_Supplied passage_.
[START]

Eighty-four native English speakers were recruited from the Department of Psychology at the University of Wisconsin—Madison (42 in the control study; 42 in Experiment 2). No listeners participated in more than one experiment. None reported any hearing impairment and all received course credit for participation.

Stimuli

All processing was performed in MATLAB. The control study and Experiment 2 used the full corpus of 115 synthesized sentences described in Experiment 1. Following the methods of Greenberg et al. (1998), sentences were filtered by third-octave 6th-order Butterworth filters centered at 335, 850, 2135, and 5400 Hz such that each channel was separated by a one-octave stop band.

In the control study, stimuli varied in seven filter conditions: all six pairwise combinations of the four bands as well as the four-band composite. Each of 105 sentences was synthesized at 3 simulated speaking rates and arranged in 7 filter pairings, generating 2205 stimuli. In addition, 10 sentences were presented at one rate and one filter pair each as practice sentences, resulting in 2215 stimuli in all. Following synthesis, sentences were normalized to equal overall RMS amplitude and upsampled to 44.1 kHz for presentation.

Following Greenberg et al. (1998), in Experiment 2 the lowest and highest bands (335- and 5400-Hz CFs) were paired separately from the two middle-frequency bands (850- and 2135-Hz CFs), and were delayed relative to the middle-frequency pair by fixed amounts.7 Onsets of the 335- and 5400-Hz bands were delayed by multiple durations (0, 25, 50, 100, 200, 400, and 600 ms) relative to onsets of the 850- and 2135-Hz bands. From the 115 sentences, 10 were used as practice trials and were presented at only one speaking rate and one band pair delay. The remaining 105 sentences, generated at each of the three speaking rates, were distorted at each of seven relative delays. Sentences were again normalized to equal overall RMS amplitude and upsampled to 44.1 kHz.

[END]

_Raw data_.
[START]

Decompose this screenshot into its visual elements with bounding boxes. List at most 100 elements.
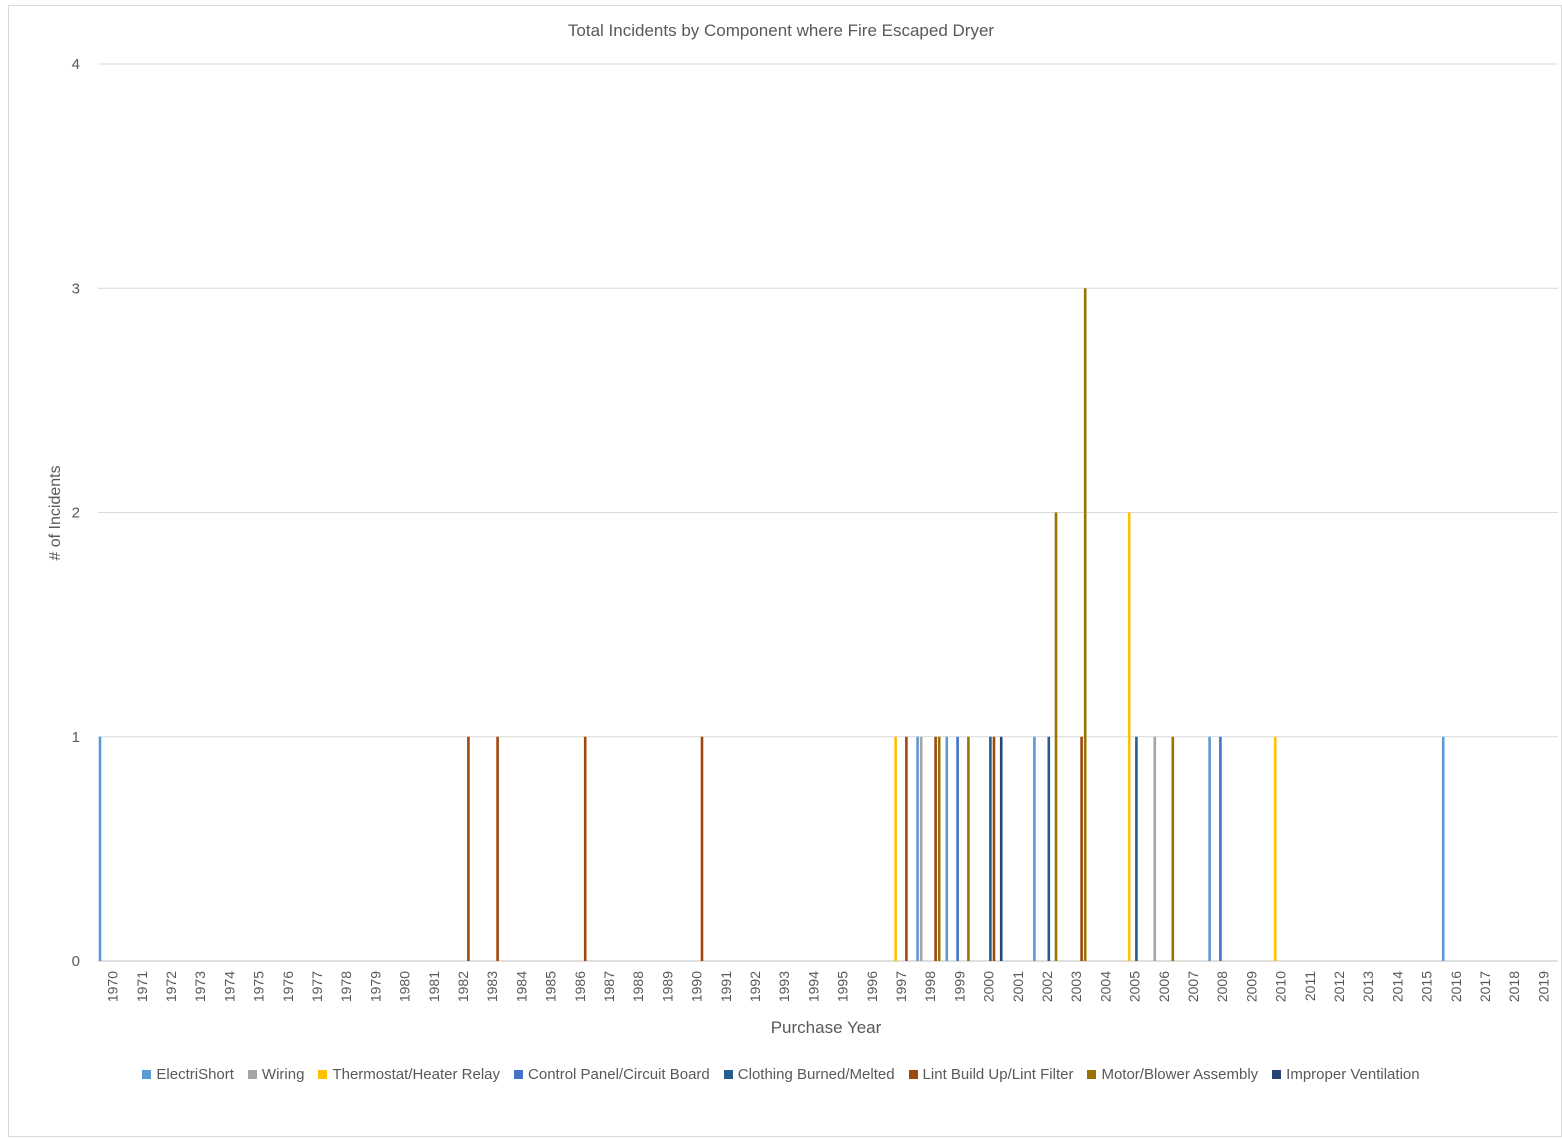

[END]

_Exercise instructions_.
a - In the stimuli section, rewrite the part from "In the control study, stimuli" to "kHz for presentation.", replacing "practice sentences" with "training sentences".
b - In the stimuli section, at which center frequencies were the four filters set?
c - Using the stimuli section, explain how the control study ended up with 2215 stimuli in all.

_Response list_.
a -
In the control study, stimuli varied in seven filter conditions: all six pairwise combinations of the four bands as well as the four-band composite. Each of 105 sentences was synthesized at 3 simulated speaking rates and arranged in 7 filter pairings, generating 2205 stimuli. In addition, 10 sentences were presented at one rate and one filter pair each as training sentences, resulting in 2215 stimuli in all. Following synthesis, sentences were normalized to equal overall RMS amplitude and upsampled to 44.1 kHz for presentation.

b - 335, 850, 2135, and 5400 Hz.

c - Each of 105 sentences was synthesized at 3 speaking rates and arranged in 7 filter pairings, which gives 2205 stimuli. Another 10 sentences were each presented at one rate and one filter pair as practice, which brings the total to 2215.